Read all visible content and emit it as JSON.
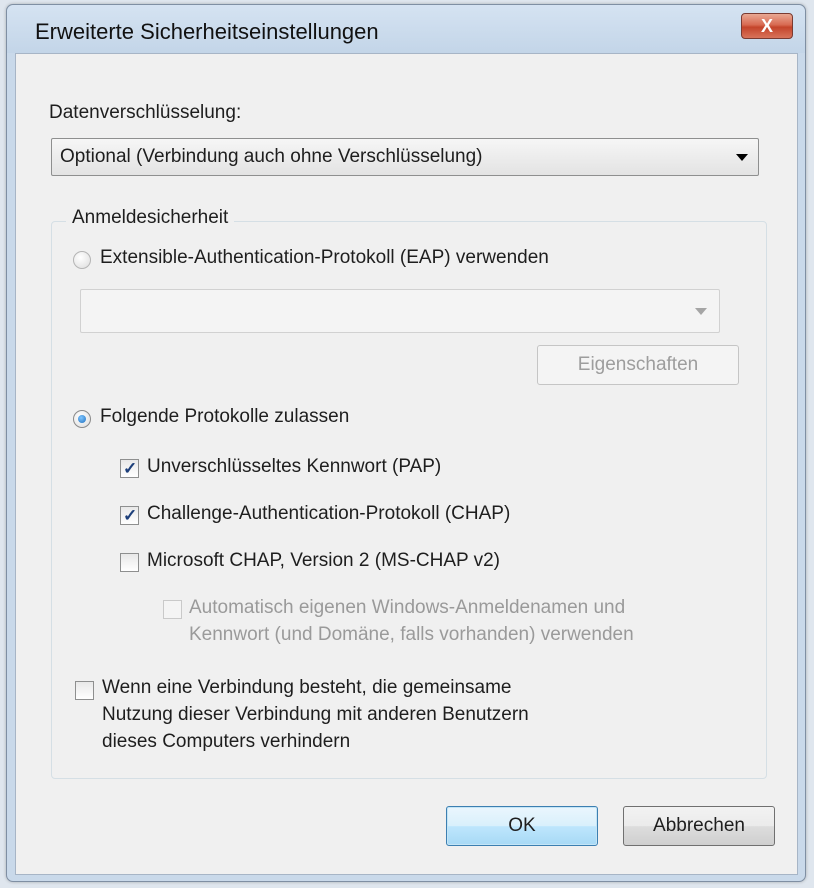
{
  "window": {
    "title": "Erweiterte Sicherheitseinstellungen",
    "close_label": "X"
  },
  "encryption": {
    "label": "Datenverschlüsselung:",
    "selected": "Optional (Verbindung auch ohne Verschlüsselung)"
  },
  "login_security": {
    "group_label": "Anmeldesicherheit",
    "eap_radio_label": "Extensible-Authentication-Protokoll (EAP) verwenden",
    "eap_radio_checked": false,
    "eap_combo_value": "",
    "properties_button": "Eigenschaften",
    "protocols_radio_label": "Folgende Protokolle zulassen",
    "protocols_radio_checked": true,
    "pap_label": "Unverschlüsseltes Kennwort (PAP)",
    "pap_checked": true,
    "chap_label": "Challenge-Authentication-Protokoll (CHAP)",
    "chap_checked": true,
    "mschap_label": "Microsoft CHAP, Version 2 (MS-CHAP v2)",
    "mschap_checked": false,
    "auto_login_label_line1": "Automatisch eigenen Windows-Anmeldenamen und",
    "auto_login_label_line2": "Kennwort (und Domäne, falls vorhanden) verwenden",
    "auto_login_checked": false,
    "share_label_line1": "Wenn eine Verbindung besteht, die gemeinsame",
    "share_label_line2": "Nutzung dieser Verbindung mit anderen Benutzern",
    "share_label_line3": "dieses Computers verhindern",
    "share_checked": false
  },
  "buttons": {
    "ok": "OK",
    "cancel": "Abbrechen"
  },
  "check_glyph": "✓"
}
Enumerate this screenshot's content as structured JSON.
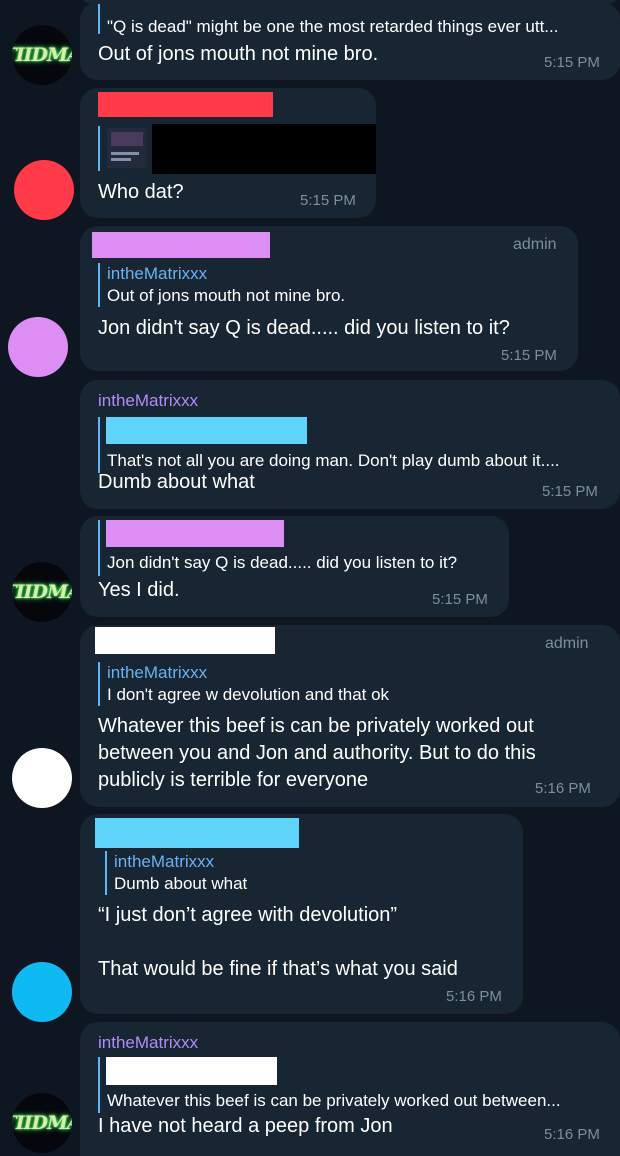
{
  "messages": [
    {
      "quote_text": "\"Q is dead\" might be one the most retarded things ever utt...",
      "text": "Out of jons mouth not mine bro.",
      "time": "5:15 PM",
      "avatar_text": "ΓIIDMA"
    },
    {
      "text": "Who dat?",
      "time": "5:15 PM",
      "colors": {
        "avatar": "#ff3b4a",
        "redacted_name": "#ff3b4a",
        "redacted_media": "#000000"
      }
    },
    {
      "badge": "admin",
      "quote_name": "intheMatrixxx",
      "quote_text": "Out of jons mouth not mine bro.",
      "text": "Jon didn't say Q is dead..... did you listen to it?",
      "time": "5:15 PM",
      "colors": {
        "avatar": "#dc8ef5",
        "redacted_name": "#dc8ef5"
      }
    },
    {
      "sender": "intheMatrixxx",
      "quote_text": "That's not all you are doing man. Don't play dumb about it....",
      "text": "Dumb about what",
      "time": "5:15 PM",
      "colors": {
        "redacted_quote": "#5ed4fa"
      }
    },
    {
      "quote_text": "Jon didn't say Q is dead..... did you listen to it?",
      "text": "Yes I did.",
      "time": "5:15 PM",
      "avatar_text": "ΓIIDMA",
      "colors": {
        "redacted_quote": "#dc8ef5"
      }
    },
    {
      "badge": "admin",
      "quote_name": "intheMatrixxx",
      "quote_text": "I don't agree w devolution and that ok",
      "lines": [
        "Whatever this beef is can be privately worked out",
        "between you and Jon and authority. But to do this",
        "publicly is terrible for everyone"
      ],
      "time": "5:16 PM",
      "colors": {
        "avatar": "#ffffff",
        "redacted_name": "#ffffff"
      }
    },
    {
      "quote_name": "intheMatrixxx",
      "quote_text": "Dumb about what",
      "lines": [
        "“I just don’t agree with devolution”",
        "",
        "That would be fine if that’s what you said"
      ],
      "time": "5:16 PM",
      "colors": {
        "avatar": "#0fbaf2",
        "redacted_name": "#5ed4fa"
      }
    },
    {
      "sender": "intheMatrixxx",
      "quote_text": "Whatever this beef is can be privately worked out between...",
      "text": "I have not heard a peep from Jon",
      "time": "5:16 PM",
      "avatar_text": "ΓIIDMA",
      "colors": {
        "redacted_quote": "#ffffff"
      }
    }
  ],
  "theme": {
    "background": "#0e1621",
    "bubble": "#182533",
    "quote_bar": "#5eb5f7",
    "quote_name": "#6ab2f2",
    "sender_name": "#b38bf7",
    "time": "#7d8e9f"
  }
}
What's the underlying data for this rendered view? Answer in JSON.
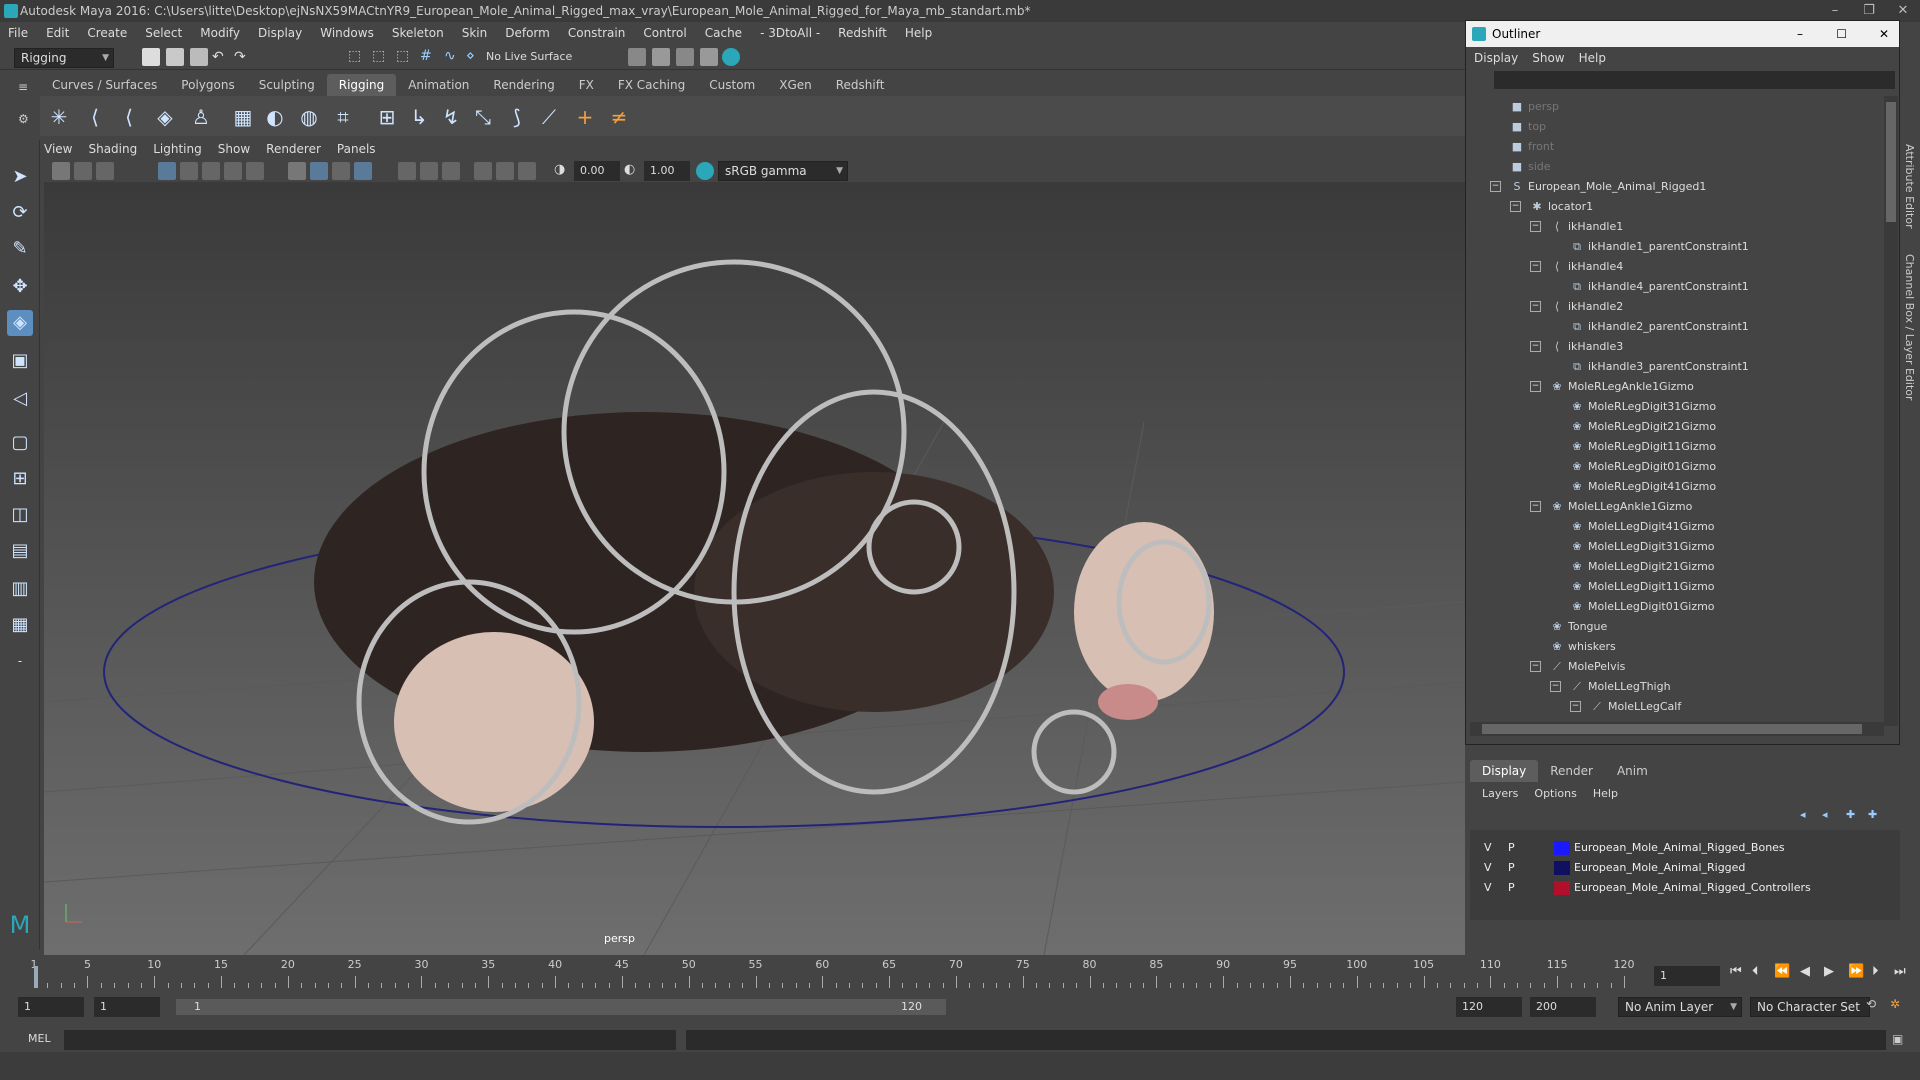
{
  "window": {
    "title": "Autodesk Maya 2016: C:\\Users\\litte\\Desktop\\ejNsNX59MACtnYR9_European_Mole_Animal_Rigged_max_vray\\European_Mole_Animal_Rigged_for_Maya_mb_standart.mb*"
  },
  "menubar": [
    "File",
    "Edit",
    "Create",
    "Select",
    "Modify",
    "Display",
    "Windows",
    "Skeleton",
    "Skin",
    "Deform",
    "Constrain",
    "Control",
    "Cache",
    "- 3DtoAll -",
    "Redshift",
    "Help"
  ],
  "statusline": {
    "mode": "Rigging",
    "live_surface": "No Live Surface"
  },
  "shelf_tabs": [
    "Curves / Surfaces",
    "Polygons",
    "Sculpting",
    "Rigging",
    "Animation",
    "Rendering",
    "FX",
    "FX Caching",
    "Custom",
    "XGen",
    "Redshift"
  ],
  "active_shelf": "Rigging",
  "panel_menu": [
    "View",
    "Shading",
    "Lighting",
    "Show",
    "Renderer",
    "Panels"
  ],
  "panel_toolbar": {
    "exposure": "0.00",
    "gamma": "1.00",
    "color_space": "sRGB gamma"
  },
  "viewport": {
    "camera_label": "persp"
  },
  "outliner": {
    "title": "Outliner",
    "menu": [
      "Display",
      "Show",
      "Help"
    ],
    "items": [
      {
        "label": "persp",
        "depth": 0,
        "icon": "camera-icon",
        "dim": true,
        "exp": ""
      },
      {
        "label": "top",
        "depth": 0,
        "icon": "camera-icon",
        "dim": true,
        "exp": ""
      },
      {
        "label": "front",
        "depth": 0,
        "icon": "camera-icon",
        "dim": true,
        "exp": ""
      },
      {
        "label": "side",
        "depth": 0,
        "icon": "camera-icon",
        "dim": true,
        "exp": ""
      },
      {
        "label": "European_Mole_Animal_Rigged1",
        "depth": 0,
        "icon": "curve-icon",
        "dim": false,
        "exp": "-"
      },
      {
        "label": "locator1",
        "depth": 1,
        "icon": "locator-icon",
        "dim": false,
        "exp": "-"
      },
      {
        "label": "ikHandle1",
        "depth": 2,
        "icon": "ikhandle-icon",
        "dim": false,
        "exp": "-"
      },
      {
        "label": "ikHandle1_parentConstraint1",
        "depth": 3,
        "icon": "constraint-icon",
        "dim": false,
        "exp": ""
      },
      {
        "label": "ikHandle4",
        "depth": 2,
        "icon": "ikhandle-icon",
        "dim": false,
        "exp": "-"
      },
      {
        "label": "ikHandle4_parentConstraint1",
        "depth": 3,
        "icon": "constraint-icon",
        "dim": false,
        "exp": ""
      },
      {
        "label": "ikHandle2",
        "depth": 2,
        "icon": "ikhandle-icon",
        "dim": false,
        "exp": "-"
      },
      {
        "label": "ikHandle2_parentConstraint1",
        "depth": 3,
        "icon": "constraint-icon",
        "dim": false,
        "exp": ""
      },
      {
        "label": "ikHandle3",
        "depth": 2,
        "icon": "ikhandle-icon",
        "dim": false,
        "exp": "-"
      },
      {
        "label": "ikHandle3_parentConstraint1",
        "depth": 3,
        "icon": "constraint-icon",
        "dim": false,
        "exp": ""
      },
      {
        "label": "MoleRLegAnkle1Gizmo",
        "depth": 2,
        "icon": "gizmo-icon",
        "dim": false,
        "exp": "-"
      },
      {
        "label": "MoleRLegDigit31Gizmo",
        "depth": 3,
        "icon": "gizmo-icon",
        "dim": false,
        "exp": ""
      },
      {
        "label": "MoleRLegDigit21Gizmo",
        "depth": 3,
        "icon": "gizmo-icon",
        "dim": false,
        "exp": ""
      },
      {
        "label": "MoleRLegDigit11Gizmo",
        "depth": 3,
        "icon": "gizmo-icon",
        "dim": false,
        "exp": ""
      },
      {
        "label": "MoleRLegDigit01Gizmo",
        "depth": 3,
        "icon": "gizmo-icon",
        "dim": false,
        "exp": ""
      },
      {
        "label": "MoleRLegDigit41Gizmo",
        "depth": 3,
        "icon": "gizmo-icon",
        "dim": false,
        "exp": ""
      },
      {
        "label": "MoleLLegAnkle1Gizmo",
        "depth": 2,
        "icon": "gizmo-icon",
        "dim": false,
        "exp": "-"
      },
      {
        "label": "MoleLLegDigit41Gizmo",
        "depth": 3,
        "icon": "gizmo-icon",
        "dim": false,
        "exp": ""
      },
      {
        "label": "MoleLLegDigit31Gizmo",
        "depth": 3,
        "icon": "gizmo-icon",
        "dim": false,
        "exp": ""
      },
      {
        "label": "MoleLLegDigit21Gizmo",
        "depth": 3,
        "icon": "gizmo-icon",
        "dim": false,
        "exp": ""
      },
      {
        "label": "MoleLLegDigit11Gizmo",
        "depth": 3,
        "icon": "gizmo-icon",
        "dim": false,
        "exp": ""
      },
      {
        "label": "MoleLLegDigit01Gizmo",
        "depth": 3,
        "icon": "gizmo-icon",
        "dim": false,
        "exp": ""
      },
      {
        "label": "Tongue",
        "depth": 2,
        "icon": "gizmo-icon",
        "dim": false,
        "exp": ""
      },
      {
        "label": "whiskers",
        "depth": 2,
        "icon": "gizmo-icon",
        "dim": false,
        "exp": ""
      },
      {
        "label": "MolePelvis",
        "depth": 2,
        "icon": "joint-icon",
        "dim": false,
        "exp": "-"
      },
      {
        "label": "MoleLLegThigh",
        "depth": 3,
        "icon": "joint-icon",
        "dim": false,
        "exp": "-"
      },
      {
        "label": "MoleLLegCalf",
        "depth": 4,
        "icon": "joint-icon",
        "dim": false,
        "exp": "-"
      }
    ]
  },
  "layer_editor": {
    "tabs": [
      "Display",
      "Render",
      "Anim"
    ],
    "active_tab": "Display",
    "menu": [
      "Layers",
      "Options",
      "Help"
    ],
    "layers": [
      {
        "v": "V",
        "p": "P",
        "color": "#1a1aff",
        "name": "European_Mole_Animal_Rigged_Bones"
      },
      {
        "v": "V",
        "p": "P",
        "color": "#101060",
        "name": "European_Mole_Animal_Rigged"
      },
      {
        "v": "V",
        "p": "P",
        "color": "#b0102a",
        "name": "European_Mole_Animal_Rigged_Controllers"
      }
    ]
  },
  "right_sidebar": [
    "Attribute Editor",
    "Channel Box / Layer Editor"
  ],
  "timeline": {
    "tick_labels": [
      1,
      5,
      10,
      15,
      20,
      25,
      30,
      35,
      40,
      45,
      50,
      55,
      60,
      65,
      70,
      75,
      80,
      85,
      90,
      95,
      100,
      105,
      110,
      115,
      120
    ],
    "current_frame": "1"
  },
  "range": {
    "start": "1",
    "playback_start": "1",
    "slider_start": "1",
    "slider_end": "120",
    "playback_end": "120",
    "end": "200",
    "anim_layer": "No Anim Layer",
    "character_set": "No Character Set"
  },
  "command_line": {
    "label": "MEL"
  }
}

—————

Problem to solve. Search the entries for the string "mouth" and collect each line that has it.

Result below.
      "text": "Out of jons mouth not mine bro.",
      "quote_text": "Out of jons mouth not mine bro.",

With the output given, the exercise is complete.